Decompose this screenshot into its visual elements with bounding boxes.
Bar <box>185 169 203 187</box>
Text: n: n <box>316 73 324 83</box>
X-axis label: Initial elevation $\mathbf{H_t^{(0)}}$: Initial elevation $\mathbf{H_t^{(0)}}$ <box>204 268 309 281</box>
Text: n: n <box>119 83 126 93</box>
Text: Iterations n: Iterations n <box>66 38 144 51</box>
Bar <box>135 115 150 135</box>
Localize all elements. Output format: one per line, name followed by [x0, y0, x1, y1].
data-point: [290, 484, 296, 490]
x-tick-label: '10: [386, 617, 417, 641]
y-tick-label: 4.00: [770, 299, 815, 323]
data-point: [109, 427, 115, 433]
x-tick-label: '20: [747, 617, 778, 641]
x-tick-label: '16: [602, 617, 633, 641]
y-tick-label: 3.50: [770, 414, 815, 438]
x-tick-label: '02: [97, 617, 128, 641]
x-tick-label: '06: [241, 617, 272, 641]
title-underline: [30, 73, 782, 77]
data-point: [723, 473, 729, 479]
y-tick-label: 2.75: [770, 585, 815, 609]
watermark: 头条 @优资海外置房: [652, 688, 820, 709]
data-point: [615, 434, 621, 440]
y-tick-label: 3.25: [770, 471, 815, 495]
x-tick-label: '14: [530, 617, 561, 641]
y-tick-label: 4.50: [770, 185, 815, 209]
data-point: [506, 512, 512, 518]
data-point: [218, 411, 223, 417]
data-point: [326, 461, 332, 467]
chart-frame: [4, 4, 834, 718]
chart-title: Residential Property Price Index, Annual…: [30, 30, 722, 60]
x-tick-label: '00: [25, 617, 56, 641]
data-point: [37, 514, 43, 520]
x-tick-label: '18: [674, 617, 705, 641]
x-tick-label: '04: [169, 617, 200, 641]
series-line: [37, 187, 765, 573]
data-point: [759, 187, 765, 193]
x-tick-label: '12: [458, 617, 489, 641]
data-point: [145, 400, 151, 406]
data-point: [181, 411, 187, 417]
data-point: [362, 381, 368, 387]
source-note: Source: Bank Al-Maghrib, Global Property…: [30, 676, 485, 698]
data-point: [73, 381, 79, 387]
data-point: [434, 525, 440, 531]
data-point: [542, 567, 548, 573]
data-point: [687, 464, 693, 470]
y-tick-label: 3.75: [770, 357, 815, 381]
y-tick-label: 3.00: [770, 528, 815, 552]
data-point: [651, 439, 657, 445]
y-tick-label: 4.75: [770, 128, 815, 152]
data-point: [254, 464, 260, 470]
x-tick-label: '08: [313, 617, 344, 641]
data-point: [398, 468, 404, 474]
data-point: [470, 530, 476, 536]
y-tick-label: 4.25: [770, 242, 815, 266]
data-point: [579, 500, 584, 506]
* * * * *
Problem: Copy out every line of the data above word for word, with no changes.

Output for this task:
Decompose this screenshot into its visual elements with bounding boxes.
Bar <box>185 169 203 187</box>
Text: n: n <box>316 73 324 83</box>
X-axis label: Initial elevation $\mathbf{H_t^{(0)}}$: Initial elevation $\mathbf{H_t^{(0)}}$ <box>204 268 309 281</box>
Text: n: n <box>119 83 126 93</box>
Text: Iterations n: Iterations n <box>66 38 144 51</box>
Bar <box>135 115 150 135</box>
Localize all elements. Output format: one per line, name followed by [x0, y0, x1, y1].
data-point: [290, 484, 296, 490]
x-tick-label: '10: [386, 617, 417, 641]
y-tick-label: 4.00: [770, 299, 815, 323]
data-point: [109, 427, 115, 433]
x-tick-label: '20: [747, 617, 778, 641]
x-tick-label: '16: [602, 617, 633, 641]
y-tick-label: 3.50: [770, 414, 815, 438]
x-tick-label: '02: [97, 617, 128, 641]
x-tick-label: '06: [241, 617, 272, 641]
title-underline: [30, 73, 782, 77]
data-point: [723, 473, 729, 479]
y-tick-label: 2.75: [770, 585, 815, 609]
watermark: 头条 @优资海外置房: [652, 688, 820, 709]
data-point: [615, 434, 621, 440]
y-tick-label: 3.25: [770, 471, 815, 495]
x-tick-label: '14: [530, 617, 561, 641]
y-tick-label: 4.50: [770, 185, 815, 209]
data-point: [506, 512, 512, 518]
data-point: [218, 411, 223, 417]
data-point: [326, 461, 332, 467]
chart-frame: [4, 4, 834, 718]
chart-title: Residential Property Price Index, Annual…: [30, 30, 722, 60]
x-tick-label: '00: [25, 617, 56, 641]
data-point: [37, 514, 43, 520]
x-tick-label: '18: [674, 617, 705, 641]
x-tick-label: '04: [169, 617, 200, 641]
series-line: [37, 187, 765, 573]
data-point: [759, 187, 765, 193]
x-tick-label: '12: [458, 617, 489, 641]
data-point: [145, 400, 151, 406]
data-point: [181, 411, 187, 417]
data-point: [362, 381, 368, 387]
source-note: Source: Bank Al-Maghrib, Global Property…: [30, 676, 485, 698]
data-point: [73, 381, 79, 387]
data-point: [434, 525, 440, 531]
data-point: [542, 567, 548, 573]
data-point: [687, 464, 693, 470]
y-tick-label: 3.75: [770, 357, 815, 381]
y-tick-label: 3.00: [770, 528, 815, 552]
data-point: [651, 439, 657, 445]
y-tick-label: 4.75: [770, 128, 815, 152]
data-point: [254, 464, 260, 470]
x-tick-label: '08: [313, 617, 344, 641]
data-point: [398, 468, 404, 474]
data-point: [470, 530, 476, 536]
y-tick-label: 4.25: [770, 242, 815, 266]
data-point: [579, 500, 584, 506]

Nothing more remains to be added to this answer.